Data records
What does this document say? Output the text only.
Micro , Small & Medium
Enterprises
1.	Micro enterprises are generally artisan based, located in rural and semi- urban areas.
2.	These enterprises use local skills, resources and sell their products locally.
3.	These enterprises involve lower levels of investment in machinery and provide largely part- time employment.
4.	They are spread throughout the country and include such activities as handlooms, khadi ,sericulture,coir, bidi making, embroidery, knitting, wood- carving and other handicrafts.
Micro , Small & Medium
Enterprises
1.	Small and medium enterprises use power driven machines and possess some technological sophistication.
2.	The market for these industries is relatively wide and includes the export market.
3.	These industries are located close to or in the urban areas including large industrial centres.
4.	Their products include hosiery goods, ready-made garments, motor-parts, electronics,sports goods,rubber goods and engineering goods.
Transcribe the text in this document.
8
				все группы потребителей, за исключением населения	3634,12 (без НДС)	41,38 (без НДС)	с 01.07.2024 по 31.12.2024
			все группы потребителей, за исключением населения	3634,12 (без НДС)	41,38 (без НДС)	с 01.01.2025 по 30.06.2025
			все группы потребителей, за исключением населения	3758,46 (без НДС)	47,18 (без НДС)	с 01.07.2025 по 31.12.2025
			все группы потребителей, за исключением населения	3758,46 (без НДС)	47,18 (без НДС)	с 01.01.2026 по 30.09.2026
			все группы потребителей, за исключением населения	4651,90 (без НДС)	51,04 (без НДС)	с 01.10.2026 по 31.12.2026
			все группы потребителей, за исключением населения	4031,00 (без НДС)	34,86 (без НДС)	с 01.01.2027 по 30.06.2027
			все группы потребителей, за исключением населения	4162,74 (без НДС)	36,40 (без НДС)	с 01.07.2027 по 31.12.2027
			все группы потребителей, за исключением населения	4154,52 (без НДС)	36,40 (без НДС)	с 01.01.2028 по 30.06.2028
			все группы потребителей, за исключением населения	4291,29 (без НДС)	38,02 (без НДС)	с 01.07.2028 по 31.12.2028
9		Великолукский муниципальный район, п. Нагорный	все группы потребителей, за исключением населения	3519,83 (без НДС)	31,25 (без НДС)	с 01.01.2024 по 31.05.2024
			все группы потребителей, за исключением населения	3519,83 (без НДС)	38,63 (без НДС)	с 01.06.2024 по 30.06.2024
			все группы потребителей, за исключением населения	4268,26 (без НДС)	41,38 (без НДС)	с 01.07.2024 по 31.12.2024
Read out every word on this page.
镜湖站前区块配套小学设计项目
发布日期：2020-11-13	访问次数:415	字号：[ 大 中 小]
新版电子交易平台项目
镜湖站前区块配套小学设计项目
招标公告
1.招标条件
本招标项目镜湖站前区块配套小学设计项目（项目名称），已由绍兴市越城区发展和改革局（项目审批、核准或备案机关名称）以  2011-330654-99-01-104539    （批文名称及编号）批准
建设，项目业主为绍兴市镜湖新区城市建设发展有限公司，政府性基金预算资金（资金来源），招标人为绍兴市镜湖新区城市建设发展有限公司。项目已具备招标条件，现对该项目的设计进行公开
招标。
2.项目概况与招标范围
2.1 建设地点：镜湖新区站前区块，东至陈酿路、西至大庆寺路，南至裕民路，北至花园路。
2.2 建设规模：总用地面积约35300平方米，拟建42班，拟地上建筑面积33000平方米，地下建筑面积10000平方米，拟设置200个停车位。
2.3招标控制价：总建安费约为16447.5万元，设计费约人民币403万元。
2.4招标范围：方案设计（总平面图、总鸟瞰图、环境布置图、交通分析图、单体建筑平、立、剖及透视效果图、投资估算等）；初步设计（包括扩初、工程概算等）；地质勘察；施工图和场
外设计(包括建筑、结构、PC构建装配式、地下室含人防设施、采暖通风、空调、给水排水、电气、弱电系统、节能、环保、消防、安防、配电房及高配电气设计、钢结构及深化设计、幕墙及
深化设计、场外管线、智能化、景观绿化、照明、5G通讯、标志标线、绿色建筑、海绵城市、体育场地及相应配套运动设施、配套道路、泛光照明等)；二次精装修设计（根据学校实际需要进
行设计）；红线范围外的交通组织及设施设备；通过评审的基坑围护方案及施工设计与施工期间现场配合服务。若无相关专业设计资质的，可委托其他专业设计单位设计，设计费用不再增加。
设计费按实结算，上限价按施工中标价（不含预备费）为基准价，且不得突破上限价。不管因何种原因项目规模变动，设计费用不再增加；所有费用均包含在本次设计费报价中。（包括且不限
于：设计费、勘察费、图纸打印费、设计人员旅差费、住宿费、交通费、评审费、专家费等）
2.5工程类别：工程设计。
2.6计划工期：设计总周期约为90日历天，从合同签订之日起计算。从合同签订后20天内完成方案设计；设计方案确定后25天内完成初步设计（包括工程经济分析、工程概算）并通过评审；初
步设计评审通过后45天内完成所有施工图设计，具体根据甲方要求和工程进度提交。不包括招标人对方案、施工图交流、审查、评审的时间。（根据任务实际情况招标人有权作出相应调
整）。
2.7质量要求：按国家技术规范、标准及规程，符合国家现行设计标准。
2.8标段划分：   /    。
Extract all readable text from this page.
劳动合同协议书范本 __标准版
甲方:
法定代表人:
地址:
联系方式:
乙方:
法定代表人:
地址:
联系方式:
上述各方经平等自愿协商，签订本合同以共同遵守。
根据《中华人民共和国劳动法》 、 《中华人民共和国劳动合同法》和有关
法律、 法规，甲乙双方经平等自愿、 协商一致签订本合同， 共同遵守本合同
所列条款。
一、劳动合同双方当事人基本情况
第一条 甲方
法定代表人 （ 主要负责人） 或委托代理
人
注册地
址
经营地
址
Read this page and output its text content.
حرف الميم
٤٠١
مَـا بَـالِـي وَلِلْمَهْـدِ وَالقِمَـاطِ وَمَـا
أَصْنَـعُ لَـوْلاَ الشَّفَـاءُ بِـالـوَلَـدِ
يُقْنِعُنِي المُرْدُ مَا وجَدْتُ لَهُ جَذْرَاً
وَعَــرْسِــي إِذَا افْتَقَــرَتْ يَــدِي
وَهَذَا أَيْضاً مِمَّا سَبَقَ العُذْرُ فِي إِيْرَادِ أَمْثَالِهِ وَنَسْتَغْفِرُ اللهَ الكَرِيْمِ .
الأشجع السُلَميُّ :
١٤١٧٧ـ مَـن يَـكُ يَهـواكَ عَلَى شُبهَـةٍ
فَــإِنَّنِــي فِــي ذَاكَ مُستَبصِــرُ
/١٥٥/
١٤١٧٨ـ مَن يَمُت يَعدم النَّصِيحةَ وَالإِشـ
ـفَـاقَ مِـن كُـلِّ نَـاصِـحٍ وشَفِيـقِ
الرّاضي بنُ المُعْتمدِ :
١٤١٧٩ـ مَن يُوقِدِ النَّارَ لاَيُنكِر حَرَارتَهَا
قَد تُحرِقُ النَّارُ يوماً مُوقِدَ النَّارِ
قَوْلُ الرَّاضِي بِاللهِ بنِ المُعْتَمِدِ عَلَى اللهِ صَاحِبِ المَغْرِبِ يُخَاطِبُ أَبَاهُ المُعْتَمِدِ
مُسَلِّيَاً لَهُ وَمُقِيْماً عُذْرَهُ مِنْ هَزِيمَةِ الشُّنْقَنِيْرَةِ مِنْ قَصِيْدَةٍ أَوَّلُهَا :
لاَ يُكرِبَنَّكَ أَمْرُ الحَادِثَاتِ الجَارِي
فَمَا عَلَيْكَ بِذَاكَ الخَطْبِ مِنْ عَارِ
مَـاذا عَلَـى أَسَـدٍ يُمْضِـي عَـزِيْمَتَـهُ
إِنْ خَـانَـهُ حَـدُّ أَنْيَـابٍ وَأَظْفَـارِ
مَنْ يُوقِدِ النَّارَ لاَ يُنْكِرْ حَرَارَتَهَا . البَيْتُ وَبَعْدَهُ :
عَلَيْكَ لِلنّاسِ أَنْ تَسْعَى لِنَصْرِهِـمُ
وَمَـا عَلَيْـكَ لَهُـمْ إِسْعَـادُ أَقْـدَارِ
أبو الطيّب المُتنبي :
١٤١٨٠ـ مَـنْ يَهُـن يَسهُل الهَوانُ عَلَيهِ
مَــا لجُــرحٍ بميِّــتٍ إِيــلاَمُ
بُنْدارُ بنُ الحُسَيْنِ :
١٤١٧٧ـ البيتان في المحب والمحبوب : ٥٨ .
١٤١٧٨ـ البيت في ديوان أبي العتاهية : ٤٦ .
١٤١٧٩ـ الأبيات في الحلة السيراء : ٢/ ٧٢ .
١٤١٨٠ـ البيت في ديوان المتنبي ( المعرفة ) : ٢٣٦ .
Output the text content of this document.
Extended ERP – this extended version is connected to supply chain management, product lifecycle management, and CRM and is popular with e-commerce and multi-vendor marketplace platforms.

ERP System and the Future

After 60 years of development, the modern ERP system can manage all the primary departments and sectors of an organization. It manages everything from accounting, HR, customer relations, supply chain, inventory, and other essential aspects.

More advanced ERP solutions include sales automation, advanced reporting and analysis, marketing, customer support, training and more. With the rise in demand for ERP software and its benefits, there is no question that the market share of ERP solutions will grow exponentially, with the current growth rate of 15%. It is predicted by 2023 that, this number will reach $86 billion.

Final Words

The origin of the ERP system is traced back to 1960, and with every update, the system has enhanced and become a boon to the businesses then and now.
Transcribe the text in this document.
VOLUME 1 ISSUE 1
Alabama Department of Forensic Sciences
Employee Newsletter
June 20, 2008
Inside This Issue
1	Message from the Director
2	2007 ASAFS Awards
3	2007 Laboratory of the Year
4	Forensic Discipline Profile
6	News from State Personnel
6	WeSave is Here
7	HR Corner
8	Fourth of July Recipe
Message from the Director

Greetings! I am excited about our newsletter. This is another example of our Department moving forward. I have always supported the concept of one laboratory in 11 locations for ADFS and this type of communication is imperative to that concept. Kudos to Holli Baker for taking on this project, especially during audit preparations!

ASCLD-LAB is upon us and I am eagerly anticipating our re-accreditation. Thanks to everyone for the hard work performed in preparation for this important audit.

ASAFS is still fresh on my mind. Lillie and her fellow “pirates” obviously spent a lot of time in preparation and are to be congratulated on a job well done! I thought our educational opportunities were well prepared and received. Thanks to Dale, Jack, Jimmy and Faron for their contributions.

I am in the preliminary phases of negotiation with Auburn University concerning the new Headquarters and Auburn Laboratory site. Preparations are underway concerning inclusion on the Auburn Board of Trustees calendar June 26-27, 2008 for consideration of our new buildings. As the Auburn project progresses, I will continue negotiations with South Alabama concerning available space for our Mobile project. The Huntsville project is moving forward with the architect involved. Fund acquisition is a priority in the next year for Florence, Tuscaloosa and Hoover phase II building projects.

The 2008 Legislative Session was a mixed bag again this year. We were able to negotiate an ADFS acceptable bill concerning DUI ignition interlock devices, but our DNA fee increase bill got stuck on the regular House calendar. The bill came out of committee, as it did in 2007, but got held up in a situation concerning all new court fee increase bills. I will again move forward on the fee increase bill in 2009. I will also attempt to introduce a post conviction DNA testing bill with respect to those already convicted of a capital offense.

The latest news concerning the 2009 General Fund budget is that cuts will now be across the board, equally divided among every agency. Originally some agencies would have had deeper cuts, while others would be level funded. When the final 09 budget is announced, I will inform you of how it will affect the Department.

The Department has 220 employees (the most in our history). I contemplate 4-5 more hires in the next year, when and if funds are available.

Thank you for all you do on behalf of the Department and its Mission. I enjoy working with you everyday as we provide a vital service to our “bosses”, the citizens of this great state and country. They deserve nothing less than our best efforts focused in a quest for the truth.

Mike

WHAT TO PRODUCE:
From the listing above, copy all lines holding the word "Alabama".

EXERCISE ANSWER:
Alabama Department of Forensic Sciences
I am in the preliminary phases of negotiation with Auburn University concerning the new Headquarters and Auburn Laboratory site. Preparations are underway concerning inclusion on the Auburn Board of Trustees calendar June 26-27, 2008 for consideration of our new buildings. As the Auburn project progresses, I will continue negotiations with South Alabama concerning available space for our Mobile project. The Huntsville project is moving forward with the architect involved. Fund acquisition is a priority in the next year for Florence, Tuscaloosa and Hoover phase II building projects.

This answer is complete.